■ **Problem details**
Reproduce every line of the listing below without changing anything.

■ **Box annotation data**
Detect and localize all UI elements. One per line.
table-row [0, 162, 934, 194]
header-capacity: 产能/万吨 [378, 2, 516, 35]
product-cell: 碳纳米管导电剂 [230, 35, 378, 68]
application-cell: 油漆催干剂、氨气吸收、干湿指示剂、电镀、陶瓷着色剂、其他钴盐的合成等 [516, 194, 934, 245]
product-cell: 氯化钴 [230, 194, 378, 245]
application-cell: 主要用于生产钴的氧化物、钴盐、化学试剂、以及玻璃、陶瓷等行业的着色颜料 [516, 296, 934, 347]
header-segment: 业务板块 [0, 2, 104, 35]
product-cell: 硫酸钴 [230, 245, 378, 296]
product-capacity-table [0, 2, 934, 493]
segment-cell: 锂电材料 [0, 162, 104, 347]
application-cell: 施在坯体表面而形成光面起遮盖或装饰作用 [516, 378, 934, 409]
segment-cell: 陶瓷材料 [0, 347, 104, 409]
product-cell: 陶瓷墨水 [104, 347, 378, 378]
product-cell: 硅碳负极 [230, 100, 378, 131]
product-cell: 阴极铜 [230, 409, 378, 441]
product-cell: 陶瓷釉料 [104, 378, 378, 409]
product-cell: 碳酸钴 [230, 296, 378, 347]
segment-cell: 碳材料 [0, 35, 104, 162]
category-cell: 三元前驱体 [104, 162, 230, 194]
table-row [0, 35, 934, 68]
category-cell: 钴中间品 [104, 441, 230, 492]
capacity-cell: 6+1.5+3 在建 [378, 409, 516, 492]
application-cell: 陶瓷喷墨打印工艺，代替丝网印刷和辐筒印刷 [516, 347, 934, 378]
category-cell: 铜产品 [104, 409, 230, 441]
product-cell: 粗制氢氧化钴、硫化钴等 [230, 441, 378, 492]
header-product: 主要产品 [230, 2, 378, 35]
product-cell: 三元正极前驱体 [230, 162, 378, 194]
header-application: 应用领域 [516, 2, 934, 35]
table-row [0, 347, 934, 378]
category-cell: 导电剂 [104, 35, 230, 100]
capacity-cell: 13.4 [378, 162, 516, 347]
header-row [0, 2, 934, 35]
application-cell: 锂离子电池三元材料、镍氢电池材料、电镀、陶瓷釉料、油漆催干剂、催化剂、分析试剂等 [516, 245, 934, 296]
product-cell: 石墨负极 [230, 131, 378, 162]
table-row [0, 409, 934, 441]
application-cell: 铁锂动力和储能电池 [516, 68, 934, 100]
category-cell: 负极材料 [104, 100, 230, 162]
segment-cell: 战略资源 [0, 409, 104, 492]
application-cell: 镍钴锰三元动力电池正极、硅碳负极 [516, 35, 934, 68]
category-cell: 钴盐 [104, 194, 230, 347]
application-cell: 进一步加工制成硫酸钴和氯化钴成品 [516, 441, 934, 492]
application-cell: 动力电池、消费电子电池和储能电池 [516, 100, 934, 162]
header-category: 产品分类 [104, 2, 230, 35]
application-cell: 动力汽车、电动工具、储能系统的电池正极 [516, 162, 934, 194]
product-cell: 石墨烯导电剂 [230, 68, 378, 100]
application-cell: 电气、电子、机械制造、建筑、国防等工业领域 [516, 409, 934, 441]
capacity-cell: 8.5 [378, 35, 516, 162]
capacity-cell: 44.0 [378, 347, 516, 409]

■ **Reply**
Detect and localize all UI elements. One per line.
table-row [0, 162, 934, 194]
header-capacity: 产能/万吨 [378, 2, 516, 35]
product-cell: 碳纳米管导电剂 [230, 35, 378, 68]
application-cell: 油漆催干剂、氨气吸收、干湿指示剂、电镀、陶瓷着色剂、其他钴盐的合成等 [516, 194, 934, 245]
product-cell: 氯化钴 [230, 194, 378, 245]
application-cell: 主要用于生产钴的氧化物、钴盐、化学试剂、以及玻璃、陶瓷等行业的着色颜料 [516, 296, 934, 347]
header-segment: 业务板块 [0, 2, 104, 35]
product-cell: 硫酸钴 [230, 245, 378, 296]
product-capacity-table [0, 2, 934, 493]
segment-cell: 锂电材料 [0, 162, 104, 347]
application-cell: 施在坯体表面而形成光面起遮盖或装饰作用 [516, 378, 934, 409]
segment-cell: 陶瓷材料 [0, 347, 104, 409]
product-cell: 陶瓷墨水 [104, 347, 378, 378]
product-cell: 硅碳负极 [230, 100, 378, 131]
product-cell: 阴极铜 [230, 409, 378, 441]
product-cell: 陶瓷釉料 [104, 378, 378, 409]
product-cell: 碳酸钴 [230, 296, 378, 347]
segment-cell: 碳材料 [0, 35, 104, 162]
category-cell: 三元前驱体 [104, 162, 230, 194]
table-row [0, 35, 934, 68]
category-cell: 钴中间品 [104, 441, 230, 492]
capacity-cell: 6+1.5+3 在建 [378, 409, 516, 492]
application-cell: 陶瓷喷墨打印工艺，代替丝网印刷和辐筒印刷 [516, 347, 934, 378]
category-cell: 铜产品 [104, 409, 230, 441]
product-cell: 粗制氢氧化钴、硫化钴等 [230, 441, 378, 492]
header-product: 主要产品 [230, 2, 378, 35]
product-cell: 三元正极前驱体 [230, 162, 378, 194]
header-application: 应用领域 [516, 2, 934, 35]
table-row [0, 347, 934, 378]
category-cell: 导电剂 [104, 35, 230, 100]
capacity-cell: 13.4 [378, 162, 516, 347]
header-row [0, 2, 934, 35]
application-cell: 锂离子电池三元材料、镍氢电池材料、电镀、陶瓷釉料、油漆催干剂、催化剂、分析试剂等 [516, 245, 934, 296]
product-cell: 石墨负极 [230, 131, 378, 162]
table-row [0, 409, 934, 441]
application-cell: 铁锂动力和储能电池 [516, 68, 934, 100]
category-cell: 负极材料 [104, 100, 230, 162]
segment-cell: 战略资源 [0, 409, 104, 492]
application-cell: 镍钴锰三元动力电池正极、硅碳负极 [516, 35, 934, 68]
category-cell: 钴盐 [104, 194, 230, 347]
application-cell: 进一步加工制成硫酸钴和氯化钴成品 [516, 441, 934, 492]
application-cell: 动力电池、消费电子电池和储能电池 [516, 100, 934, 162]
header-category: 产品分类 [104, 2, 230, 35]
application-cell: 动力汽车、电动工具、储能系统的电池正极 [516, 162, 934, 194]
product-cell: 石墨烯导电剂 [230, 68, 378, 100]
application-cell: 电气、电子、机械制造、建筑、国防等工业领域 [516, 409, 934, 441]
capacity-cell: 8.5 [378, 35, 516, 162]
capacity-cell: 44.0 [378, 347, 516, 409]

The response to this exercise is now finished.